**THE TASK**
Look for the string "electrică" in every line, and copy each line that has it.

Stored dataset items
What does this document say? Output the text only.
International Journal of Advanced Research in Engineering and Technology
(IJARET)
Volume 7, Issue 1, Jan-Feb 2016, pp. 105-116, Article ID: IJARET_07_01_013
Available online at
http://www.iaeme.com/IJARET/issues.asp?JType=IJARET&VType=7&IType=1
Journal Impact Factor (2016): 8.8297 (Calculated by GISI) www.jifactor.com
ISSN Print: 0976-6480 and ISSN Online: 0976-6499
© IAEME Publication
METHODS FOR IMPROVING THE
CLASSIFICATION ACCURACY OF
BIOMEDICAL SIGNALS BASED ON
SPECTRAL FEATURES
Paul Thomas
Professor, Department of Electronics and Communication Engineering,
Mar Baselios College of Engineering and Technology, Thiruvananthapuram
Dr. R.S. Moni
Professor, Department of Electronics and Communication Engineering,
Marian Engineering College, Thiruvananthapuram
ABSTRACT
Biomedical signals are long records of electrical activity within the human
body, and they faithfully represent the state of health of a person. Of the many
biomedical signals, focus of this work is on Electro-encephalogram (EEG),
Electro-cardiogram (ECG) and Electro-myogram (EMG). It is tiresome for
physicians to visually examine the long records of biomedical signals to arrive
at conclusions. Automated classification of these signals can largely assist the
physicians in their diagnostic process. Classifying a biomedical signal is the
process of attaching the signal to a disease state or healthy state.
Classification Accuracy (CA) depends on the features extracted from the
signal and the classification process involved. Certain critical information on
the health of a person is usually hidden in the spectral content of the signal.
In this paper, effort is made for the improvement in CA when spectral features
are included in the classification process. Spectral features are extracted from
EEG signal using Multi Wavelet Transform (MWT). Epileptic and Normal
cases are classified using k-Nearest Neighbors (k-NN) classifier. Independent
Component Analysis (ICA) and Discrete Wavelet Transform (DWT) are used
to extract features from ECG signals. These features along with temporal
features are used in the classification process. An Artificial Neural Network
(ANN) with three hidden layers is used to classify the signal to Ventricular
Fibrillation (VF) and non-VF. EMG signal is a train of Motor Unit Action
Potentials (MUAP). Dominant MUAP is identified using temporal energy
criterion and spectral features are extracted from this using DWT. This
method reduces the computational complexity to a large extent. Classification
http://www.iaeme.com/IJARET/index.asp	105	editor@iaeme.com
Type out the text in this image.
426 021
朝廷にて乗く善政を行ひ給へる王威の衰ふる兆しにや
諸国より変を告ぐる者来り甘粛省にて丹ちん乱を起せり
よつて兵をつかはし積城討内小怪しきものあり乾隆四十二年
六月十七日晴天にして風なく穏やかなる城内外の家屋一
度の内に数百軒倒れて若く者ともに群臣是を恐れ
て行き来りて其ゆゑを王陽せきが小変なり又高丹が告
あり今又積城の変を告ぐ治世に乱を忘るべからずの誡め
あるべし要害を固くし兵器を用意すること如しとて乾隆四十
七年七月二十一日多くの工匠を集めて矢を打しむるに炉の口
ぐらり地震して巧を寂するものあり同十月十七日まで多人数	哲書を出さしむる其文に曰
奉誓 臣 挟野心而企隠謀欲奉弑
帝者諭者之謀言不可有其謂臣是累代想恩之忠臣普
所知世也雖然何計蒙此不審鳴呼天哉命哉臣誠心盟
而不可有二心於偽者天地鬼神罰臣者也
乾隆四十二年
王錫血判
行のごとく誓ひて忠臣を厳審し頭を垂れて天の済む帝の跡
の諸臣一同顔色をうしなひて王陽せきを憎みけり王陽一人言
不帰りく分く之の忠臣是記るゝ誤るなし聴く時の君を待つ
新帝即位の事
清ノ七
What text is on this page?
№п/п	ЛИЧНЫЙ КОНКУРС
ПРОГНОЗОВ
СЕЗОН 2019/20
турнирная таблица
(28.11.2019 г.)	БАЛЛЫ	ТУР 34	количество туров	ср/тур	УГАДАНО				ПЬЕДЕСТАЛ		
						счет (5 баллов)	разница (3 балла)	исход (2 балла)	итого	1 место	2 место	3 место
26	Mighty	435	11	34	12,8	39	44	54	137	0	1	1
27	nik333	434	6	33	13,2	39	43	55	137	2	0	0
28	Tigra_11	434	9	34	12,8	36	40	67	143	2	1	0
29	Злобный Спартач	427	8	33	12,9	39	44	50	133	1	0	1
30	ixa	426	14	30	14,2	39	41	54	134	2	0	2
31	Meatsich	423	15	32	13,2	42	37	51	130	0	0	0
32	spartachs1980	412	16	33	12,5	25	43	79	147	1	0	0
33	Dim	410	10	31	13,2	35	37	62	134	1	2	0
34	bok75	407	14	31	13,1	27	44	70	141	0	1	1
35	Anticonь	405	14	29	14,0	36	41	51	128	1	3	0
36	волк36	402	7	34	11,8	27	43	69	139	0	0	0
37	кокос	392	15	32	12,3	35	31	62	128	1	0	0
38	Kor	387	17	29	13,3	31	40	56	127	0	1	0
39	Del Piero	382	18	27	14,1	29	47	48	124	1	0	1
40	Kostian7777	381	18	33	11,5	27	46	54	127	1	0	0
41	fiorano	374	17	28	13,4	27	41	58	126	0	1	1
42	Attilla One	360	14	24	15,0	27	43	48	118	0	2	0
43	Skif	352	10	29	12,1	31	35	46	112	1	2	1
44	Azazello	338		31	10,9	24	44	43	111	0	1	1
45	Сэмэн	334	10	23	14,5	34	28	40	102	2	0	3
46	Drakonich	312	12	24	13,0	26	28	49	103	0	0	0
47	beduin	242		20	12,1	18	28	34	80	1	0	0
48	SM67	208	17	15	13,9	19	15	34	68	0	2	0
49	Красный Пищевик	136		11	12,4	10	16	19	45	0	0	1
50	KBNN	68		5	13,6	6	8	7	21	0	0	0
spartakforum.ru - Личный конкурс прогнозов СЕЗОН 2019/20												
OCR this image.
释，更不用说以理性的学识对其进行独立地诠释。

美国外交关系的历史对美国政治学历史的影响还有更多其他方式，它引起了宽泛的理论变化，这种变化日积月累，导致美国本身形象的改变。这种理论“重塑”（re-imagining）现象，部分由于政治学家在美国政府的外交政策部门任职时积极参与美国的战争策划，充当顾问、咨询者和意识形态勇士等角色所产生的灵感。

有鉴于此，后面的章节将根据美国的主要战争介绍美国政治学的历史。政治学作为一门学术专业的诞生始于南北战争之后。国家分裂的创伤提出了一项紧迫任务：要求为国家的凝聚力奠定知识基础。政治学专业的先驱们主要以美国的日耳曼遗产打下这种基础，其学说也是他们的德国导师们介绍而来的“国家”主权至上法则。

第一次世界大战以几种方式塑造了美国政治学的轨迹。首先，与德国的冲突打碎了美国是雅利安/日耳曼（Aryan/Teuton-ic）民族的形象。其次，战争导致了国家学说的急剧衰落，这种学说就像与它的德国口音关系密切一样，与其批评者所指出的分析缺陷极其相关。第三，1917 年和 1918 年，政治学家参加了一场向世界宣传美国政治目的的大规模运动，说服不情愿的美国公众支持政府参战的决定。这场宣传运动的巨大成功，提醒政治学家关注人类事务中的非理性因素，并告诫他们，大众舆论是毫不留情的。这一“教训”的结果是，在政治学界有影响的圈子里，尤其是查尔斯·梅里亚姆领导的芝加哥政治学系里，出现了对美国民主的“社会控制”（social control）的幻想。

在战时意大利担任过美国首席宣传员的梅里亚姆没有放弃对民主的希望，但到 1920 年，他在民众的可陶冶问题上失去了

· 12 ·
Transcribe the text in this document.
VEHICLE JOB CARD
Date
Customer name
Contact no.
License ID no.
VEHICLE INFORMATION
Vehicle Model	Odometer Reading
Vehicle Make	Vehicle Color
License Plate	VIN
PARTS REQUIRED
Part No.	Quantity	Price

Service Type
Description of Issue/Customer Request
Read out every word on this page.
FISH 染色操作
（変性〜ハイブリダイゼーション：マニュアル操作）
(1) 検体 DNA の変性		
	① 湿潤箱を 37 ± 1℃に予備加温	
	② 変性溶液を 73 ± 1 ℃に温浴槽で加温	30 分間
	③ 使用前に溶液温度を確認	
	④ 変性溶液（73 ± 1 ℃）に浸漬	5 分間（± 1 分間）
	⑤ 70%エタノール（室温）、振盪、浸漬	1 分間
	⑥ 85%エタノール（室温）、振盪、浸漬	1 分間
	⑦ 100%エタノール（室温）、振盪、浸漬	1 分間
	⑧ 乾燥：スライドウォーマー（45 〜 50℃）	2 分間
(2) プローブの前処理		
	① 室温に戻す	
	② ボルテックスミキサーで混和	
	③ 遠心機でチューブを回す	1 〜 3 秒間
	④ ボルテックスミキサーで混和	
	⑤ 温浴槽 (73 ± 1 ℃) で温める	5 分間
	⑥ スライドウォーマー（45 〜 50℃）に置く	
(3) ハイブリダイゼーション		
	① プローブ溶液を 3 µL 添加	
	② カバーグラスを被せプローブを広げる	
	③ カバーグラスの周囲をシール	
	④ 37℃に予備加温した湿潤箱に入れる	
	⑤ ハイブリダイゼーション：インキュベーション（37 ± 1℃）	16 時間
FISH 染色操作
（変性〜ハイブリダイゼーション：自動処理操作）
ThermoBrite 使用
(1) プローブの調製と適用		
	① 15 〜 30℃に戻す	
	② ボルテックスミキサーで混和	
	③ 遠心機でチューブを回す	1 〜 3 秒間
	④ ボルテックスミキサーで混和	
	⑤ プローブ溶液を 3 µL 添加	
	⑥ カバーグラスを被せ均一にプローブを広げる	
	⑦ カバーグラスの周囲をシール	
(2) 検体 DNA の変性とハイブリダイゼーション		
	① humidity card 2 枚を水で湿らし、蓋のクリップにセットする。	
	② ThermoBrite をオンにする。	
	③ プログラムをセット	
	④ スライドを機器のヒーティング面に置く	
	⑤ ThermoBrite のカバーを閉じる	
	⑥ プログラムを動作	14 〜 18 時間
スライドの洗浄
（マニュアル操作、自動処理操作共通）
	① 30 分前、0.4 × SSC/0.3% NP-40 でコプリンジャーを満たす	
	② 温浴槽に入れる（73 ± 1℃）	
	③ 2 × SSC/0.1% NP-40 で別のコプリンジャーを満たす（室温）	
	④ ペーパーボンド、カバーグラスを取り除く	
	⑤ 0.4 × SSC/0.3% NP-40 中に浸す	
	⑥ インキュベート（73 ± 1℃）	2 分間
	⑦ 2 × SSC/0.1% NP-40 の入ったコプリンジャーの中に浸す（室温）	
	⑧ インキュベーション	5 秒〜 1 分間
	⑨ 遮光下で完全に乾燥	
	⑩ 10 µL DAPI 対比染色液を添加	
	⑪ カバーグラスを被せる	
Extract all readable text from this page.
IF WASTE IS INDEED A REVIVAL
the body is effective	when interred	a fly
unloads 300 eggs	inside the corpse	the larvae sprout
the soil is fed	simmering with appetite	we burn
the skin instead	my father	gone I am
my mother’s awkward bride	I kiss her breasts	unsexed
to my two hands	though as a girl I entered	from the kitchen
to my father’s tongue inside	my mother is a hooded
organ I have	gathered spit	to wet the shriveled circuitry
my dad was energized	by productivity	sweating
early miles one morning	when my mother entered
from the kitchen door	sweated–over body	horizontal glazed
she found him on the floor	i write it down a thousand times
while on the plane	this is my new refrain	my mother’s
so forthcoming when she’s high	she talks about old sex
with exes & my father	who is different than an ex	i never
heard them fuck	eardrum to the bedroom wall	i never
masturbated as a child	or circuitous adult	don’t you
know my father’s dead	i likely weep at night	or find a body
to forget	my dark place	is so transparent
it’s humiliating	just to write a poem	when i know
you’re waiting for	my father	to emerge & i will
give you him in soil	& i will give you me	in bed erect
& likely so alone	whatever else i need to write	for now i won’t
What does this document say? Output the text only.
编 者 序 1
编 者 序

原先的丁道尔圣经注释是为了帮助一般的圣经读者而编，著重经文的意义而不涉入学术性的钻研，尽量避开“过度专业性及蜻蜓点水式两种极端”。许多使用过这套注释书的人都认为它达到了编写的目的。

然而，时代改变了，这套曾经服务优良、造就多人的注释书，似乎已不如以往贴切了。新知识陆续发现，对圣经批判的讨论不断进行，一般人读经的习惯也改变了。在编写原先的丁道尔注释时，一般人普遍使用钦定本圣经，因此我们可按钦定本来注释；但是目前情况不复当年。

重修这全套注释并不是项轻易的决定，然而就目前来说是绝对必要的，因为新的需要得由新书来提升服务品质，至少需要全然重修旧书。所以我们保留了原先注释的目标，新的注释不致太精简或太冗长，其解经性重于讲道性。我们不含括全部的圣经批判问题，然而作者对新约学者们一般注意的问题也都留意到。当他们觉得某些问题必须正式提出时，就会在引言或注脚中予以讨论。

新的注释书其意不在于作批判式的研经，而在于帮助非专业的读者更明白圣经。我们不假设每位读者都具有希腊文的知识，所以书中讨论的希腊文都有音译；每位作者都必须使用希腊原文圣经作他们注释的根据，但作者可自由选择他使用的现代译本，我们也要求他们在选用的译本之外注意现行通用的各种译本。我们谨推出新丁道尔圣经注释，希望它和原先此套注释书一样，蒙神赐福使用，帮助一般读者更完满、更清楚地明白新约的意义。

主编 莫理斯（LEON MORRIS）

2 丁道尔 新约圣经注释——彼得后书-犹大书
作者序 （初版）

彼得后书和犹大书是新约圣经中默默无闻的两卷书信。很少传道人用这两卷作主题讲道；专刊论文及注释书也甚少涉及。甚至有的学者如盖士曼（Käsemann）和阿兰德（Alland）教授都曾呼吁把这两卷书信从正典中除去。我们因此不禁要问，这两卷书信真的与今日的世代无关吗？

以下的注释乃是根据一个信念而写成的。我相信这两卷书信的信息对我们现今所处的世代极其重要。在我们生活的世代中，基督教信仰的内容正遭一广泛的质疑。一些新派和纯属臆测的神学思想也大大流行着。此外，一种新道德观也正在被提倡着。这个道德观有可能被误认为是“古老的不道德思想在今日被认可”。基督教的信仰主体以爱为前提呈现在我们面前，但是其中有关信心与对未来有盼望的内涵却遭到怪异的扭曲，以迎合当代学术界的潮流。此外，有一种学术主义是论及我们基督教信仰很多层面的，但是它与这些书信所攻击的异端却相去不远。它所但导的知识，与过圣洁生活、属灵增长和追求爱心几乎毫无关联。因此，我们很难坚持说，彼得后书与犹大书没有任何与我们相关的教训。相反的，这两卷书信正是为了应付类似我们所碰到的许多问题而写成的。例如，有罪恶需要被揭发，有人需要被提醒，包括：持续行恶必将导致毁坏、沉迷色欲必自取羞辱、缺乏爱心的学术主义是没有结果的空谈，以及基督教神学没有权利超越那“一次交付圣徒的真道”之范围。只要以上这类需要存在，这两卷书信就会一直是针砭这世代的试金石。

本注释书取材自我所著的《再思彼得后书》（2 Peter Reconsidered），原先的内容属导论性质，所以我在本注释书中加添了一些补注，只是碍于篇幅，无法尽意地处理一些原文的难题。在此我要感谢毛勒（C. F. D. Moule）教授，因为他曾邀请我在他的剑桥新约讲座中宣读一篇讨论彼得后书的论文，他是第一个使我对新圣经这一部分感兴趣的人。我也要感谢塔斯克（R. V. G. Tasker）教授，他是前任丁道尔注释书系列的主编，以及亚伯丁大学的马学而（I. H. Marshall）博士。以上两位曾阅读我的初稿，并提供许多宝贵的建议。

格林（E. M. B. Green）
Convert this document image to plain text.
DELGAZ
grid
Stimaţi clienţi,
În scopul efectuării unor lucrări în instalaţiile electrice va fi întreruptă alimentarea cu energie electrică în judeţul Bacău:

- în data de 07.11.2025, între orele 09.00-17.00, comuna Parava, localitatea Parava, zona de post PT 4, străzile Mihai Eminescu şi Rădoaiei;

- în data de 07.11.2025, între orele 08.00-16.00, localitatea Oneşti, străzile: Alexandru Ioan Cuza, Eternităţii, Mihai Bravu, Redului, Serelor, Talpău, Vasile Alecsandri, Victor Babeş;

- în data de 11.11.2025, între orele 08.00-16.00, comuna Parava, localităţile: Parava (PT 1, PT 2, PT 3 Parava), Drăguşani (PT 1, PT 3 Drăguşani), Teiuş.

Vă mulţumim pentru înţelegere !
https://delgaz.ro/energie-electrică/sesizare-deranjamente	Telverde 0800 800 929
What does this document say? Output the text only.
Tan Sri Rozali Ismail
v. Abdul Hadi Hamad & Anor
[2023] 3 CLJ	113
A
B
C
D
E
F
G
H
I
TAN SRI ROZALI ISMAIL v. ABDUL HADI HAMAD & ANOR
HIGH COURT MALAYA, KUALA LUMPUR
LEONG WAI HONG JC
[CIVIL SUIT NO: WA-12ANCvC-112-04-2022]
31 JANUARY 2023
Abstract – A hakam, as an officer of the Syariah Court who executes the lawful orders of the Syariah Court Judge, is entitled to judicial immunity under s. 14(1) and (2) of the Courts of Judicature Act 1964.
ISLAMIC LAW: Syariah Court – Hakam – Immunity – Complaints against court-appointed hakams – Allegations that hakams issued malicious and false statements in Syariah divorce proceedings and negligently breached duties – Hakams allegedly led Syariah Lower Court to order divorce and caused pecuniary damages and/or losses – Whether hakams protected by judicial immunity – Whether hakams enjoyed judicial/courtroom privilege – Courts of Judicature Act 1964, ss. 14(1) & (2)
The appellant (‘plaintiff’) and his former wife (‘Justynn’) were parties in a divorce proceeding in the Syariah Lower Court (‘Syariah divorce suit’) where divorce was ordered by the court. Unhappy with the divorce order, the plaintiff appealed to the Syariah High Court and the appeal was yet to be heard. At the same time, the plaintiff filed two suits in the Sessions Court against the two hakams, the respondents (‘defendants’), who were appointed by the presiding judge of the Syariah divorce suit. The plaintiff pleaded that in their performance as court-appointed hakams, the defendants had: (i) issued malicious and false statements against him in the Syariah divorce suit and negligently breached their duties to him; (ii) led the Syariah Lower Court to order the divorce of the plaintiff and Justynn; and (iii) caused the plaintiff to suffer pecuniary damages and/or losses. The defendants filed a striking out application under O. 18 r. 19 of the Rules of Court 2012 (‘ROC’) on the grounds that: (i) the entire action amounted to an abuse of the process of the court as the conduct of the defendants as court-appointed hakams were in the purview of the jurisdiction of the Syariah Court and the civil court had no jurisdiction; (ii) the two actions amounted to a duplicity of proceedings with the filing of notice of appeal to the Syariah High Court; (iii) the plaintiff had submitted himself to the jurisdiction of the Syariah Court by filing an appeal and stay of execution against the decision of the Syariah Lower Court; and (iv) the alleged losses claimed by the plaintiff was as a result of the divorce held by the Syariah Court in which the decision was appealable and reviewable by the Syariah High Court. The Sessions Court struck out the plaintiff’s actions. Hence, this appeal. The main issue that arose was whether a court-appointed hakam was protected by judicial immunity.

**WRITTEN RESPONSE**
În scopul efectuării unor lucrări în instalaţiile electrice va fi întreruptă alimentarea cu energie electrică în judeţul Bacău:
https://delgaz.ro/energie-electrică/sesizare-deranjamente	Telverde 0800 800 929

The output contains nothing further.